--- Start of ENTRIES SUPPLIED ---
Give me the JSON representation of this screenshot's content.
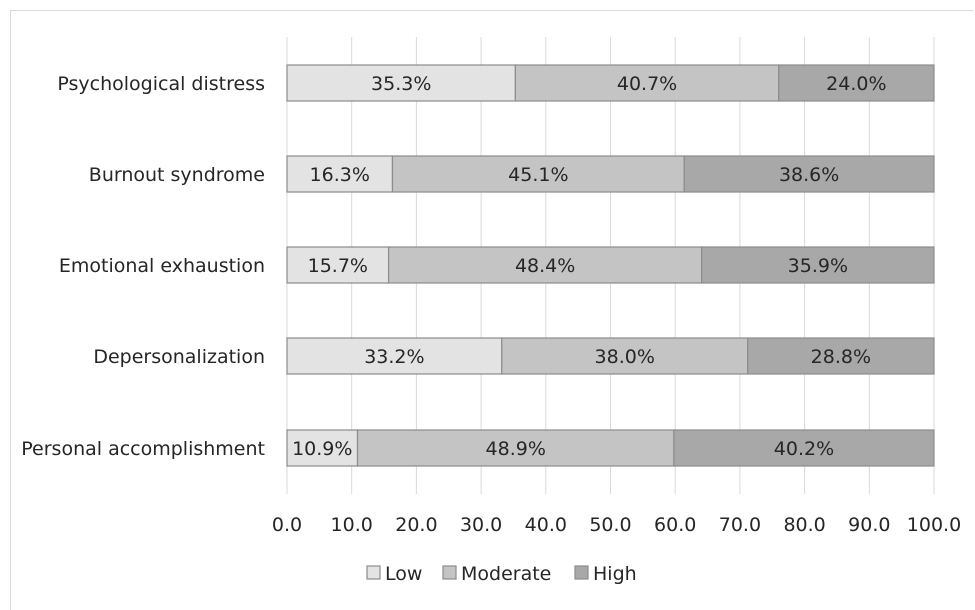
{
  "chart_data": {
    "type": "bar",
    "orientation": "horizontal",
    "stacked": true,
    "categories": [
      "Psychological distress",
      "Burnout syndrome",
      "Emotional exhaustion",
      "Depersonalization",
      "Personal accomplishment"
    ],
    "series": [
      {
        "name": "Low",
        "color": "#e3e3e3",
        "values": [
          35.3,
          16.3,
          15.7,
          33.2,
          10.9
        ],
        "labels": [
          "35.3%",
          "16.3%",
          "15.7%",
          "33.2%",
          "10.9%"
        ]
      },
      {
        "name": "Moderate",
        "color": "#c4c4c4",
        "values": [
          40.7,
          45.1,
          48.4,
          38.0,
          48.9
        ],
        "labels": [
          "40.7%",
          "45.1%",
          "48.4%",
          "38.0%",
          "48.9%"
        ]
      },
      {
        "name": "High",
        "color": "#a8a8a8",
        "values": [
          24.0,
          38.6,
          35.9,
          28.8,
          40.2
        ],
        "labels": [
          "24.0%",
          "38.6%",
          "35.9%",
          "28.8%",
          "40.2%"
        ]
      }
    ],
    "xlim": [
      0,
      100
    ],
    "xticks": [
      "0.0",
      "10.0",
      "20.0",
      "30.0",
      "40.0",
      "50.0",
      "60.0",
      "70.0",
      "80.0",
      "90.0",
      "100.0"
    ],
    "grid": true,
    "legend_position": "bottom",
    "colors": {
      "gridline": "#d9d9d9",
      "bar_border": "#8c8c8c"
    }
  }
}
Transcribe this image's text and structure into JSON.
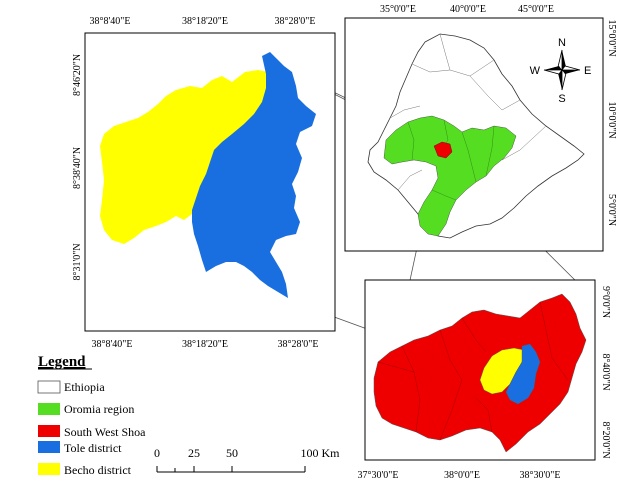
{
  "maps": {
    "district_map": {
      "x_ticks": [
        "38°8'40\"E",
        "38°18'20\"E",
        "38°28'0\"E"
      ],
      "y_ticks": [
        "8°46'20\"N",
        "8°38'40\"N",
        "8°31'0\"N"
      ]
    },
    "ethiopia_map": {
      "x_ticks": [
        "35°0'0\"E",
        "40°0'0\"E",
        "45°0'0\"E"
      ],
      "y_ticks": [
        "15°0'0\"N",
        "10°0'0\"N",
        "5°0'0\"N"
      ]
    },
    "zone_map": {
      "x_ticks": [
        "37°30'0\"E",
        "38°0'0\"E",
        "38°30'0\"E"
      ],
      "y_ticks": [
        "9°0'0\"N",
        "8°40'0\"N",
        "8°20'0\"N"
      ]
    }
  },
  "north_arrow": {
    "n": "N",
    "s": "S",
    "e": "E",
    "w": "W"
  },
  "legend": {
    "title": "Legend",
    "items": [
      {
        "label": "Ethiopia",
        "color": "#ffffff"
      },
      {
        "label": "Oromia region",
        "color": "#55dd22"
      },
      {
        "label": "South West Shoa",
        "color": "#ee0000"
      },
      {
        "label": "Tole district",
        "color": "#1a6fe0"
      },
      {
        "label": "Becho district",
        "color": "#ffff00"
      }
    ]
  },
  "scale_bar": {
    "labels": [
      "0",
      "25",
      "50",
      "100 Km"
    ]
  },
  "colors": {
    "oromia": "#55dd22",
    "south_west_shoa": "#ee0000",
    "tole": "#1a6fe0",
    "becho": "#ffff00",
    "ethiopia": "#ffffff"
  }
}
--- End of ENTRIES SUPPLIED ---
WHAT YOU ARE ASKED TO DO: Retype each entry precisely. Skip images entirely.

ANSWER FOR THIS EXERCISE:
Give me the JSON representation of this screenshot's content.
{
  "chart_data": {
    "type": "bar",
    "orientation": "horizontal",
    "stacked": true,
    "categories": [
      "Psychological distress",
      "Burnout syndrome",
      "Emotional exhaustion",
      "Depersonalization",
      "Personal accomplishment"
    ],
    "series": [
      {
        "name": "Low",
        "color": "#e3e3e3",
        "values": [
          35.3,
          16.3,
          15.7,
          33.2,
          10.9
        ],
        "labels": [
          "35.3%",
          "16.3%",
          "15.7%",
          "33.2%",
          "10.9%"
        ]
      },
      {
        "name": "Moderate",
        "color": "#c4c4c4",
        "values": [
          40.7,
          45.1,
          48.4,
          38.0,
          48.9
        ],
        "labels": [
          "40.7%",
          "45.1%",
          "48.4%",
          "38.0%",
          "48.9%"
        ]
      },
      {
        "name": "High",
        "color": "#a8a8a8",
        "values": [
          24.0,
          38.6,
          35.9,
          28.8,
          40.2
        ],
        "labels": [
          "24.0%",
          "38.6%",
          "35.9%",
          "28.8%",
          "40.2%"
        ]
      }
    ],
    "xlim": [
      0,
      100
    ],
    "xticks": [
      "0.0",
      "10.0",
      "20.0",
      "30.0",
      "40.0",
      "50.0",
      "60.0",
      "70.0",
      "80.0",
      "90.0",
      "100.0"
    ],
    "grid": true,
    "legend_position": "bottom",
    "colors": {
      "gridline": "#d9d9d9",
      "bar_border": "#8c8c8c"
    }
  }
}
Transcribe this image's text and structure into JSON.
{
  "maps": {
    "district_map": {
      "x_ticks": [
        "38°8'40\"E",
        "38°18'20\"E",
        "38°28'0\"E"
      ],
      "y_ticks": [
        "8°46'20\"N",
        "8°38'40\"N",
        "8°31'0\"N"
      ]
    },
    "ethiopia_map": {
      "x_ticks": [
        "35°0'0\"E",
        "40°0'0\"E",
        "45°0'0\"E"
      ],
      "y_ticks": [
        "15°0'0\"N",
        "10°0'0\"N",
        "5°0'0\"N"
      ]
    },
    "zone_map": {
      "x_ticks": [
        "37°30'0\"E",
        "38°0'0\"E",
        "38°30'0\"E"
      ],
      "y_ticks": [
        "9°0'0\"N",
        "8°40'0\"N",
        "8°20'0\"N"
      ]
    }
  },
  "north_arrow": {
    "n": "N",
    "s": "S",
    "e": "E",
    "w": "W"
  },
  "legend": {
    "title": "Legend",
    "items": [
      {
        "label": "Ethiopia",
        "color": "#ffffff"
      },
      {
        "label": "Oromia region",
        "color": "#55dd22"
      },
      {
        "label": "South West Shoa",
        "color": "#ee0000"
      },
      {
        "label": "Tole district",
        "color": "#1a6fe0"
      },
      {
        "label": "Becho district",
        "color": "#ffff00"
      }
    ]
  },
  "scale_bar": {
    "labels": [
      "0",
      "25",
      "50",
      "100 Km"
    ]
  },
  "colors": {
    "oromia": "#55dd22",
    "south_west_shoa": "#ee0000",
    "tole": "#1a6fe0",
    "becho": "#ffff00",
    "ethiopia": "#ffffff"
  }
}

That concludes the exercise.